Exercise task:
Check every line below for the word "text" and give only the number of lines where it appears.

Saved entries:
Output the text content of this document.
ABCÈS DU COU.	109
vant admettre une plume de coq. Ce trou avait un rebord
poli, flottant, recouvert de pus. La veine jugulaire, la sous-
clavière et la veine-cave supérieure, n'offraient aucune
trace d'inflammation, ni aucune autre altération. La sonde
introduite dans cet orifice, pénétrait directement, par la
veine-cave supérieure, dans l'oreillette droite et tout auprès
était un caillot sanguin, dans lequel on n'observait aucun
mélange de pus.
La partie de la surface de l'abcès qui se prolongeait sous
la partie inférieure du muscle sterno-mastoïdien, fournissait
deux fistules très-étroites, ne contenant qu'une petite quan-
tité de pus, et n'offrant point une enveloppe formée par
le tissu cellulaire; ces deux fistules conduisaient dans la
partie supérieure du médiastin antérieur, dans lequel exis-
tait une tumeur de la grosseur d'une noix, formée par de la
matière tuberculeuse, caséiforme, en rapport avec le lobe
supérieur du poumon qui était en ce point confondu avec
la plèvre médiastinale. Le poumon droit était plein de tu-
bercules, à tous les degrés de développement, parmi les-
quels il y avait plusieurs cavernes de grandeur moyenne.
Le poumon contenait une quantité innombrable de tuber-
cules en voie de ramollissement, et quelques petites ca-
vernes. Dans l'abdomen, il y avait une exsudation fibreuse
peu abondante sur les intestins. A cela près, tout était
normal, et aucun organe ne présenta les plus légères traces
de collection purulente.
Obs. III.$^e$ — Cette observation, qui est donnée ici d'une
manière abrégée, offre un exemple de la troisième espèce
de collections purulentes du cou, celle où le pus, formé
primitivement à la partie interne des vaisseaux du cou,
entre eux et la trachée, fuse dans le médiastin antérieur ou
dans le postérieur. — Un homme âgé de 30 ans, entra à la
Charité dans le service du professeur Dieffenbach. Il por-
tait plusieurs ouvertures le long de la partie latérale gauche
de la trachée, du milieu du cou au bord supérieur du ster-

* * *

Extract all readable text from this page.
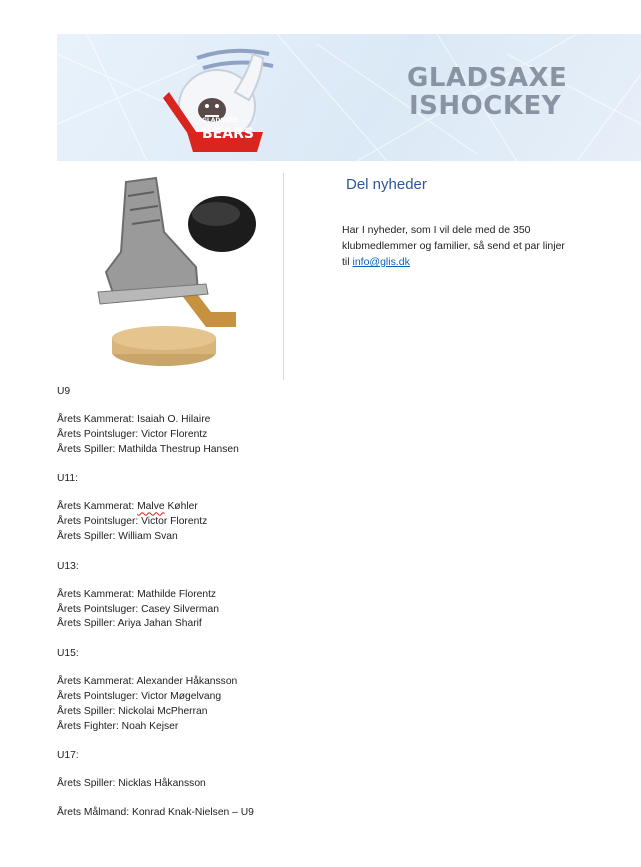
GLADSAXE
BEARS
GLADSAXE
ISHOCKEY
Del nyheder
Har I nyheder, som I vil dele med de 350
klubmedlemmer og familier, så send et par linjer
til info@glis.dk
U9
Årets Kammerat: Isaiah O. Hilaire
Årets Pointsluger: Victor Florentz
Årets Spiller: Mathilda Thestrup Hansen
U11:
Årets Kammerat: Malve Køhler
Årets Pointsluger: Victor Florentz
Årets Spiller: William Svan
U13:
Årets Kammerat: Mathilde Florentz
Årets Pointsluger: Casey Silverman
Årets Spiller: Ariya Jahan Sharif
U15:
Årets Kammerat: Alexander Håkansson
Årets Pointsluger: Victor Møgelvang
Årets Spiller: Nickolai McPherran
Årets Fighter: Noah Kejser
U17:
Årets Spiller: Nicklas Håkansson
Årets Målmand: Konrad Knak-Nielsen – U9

Answer in full:
2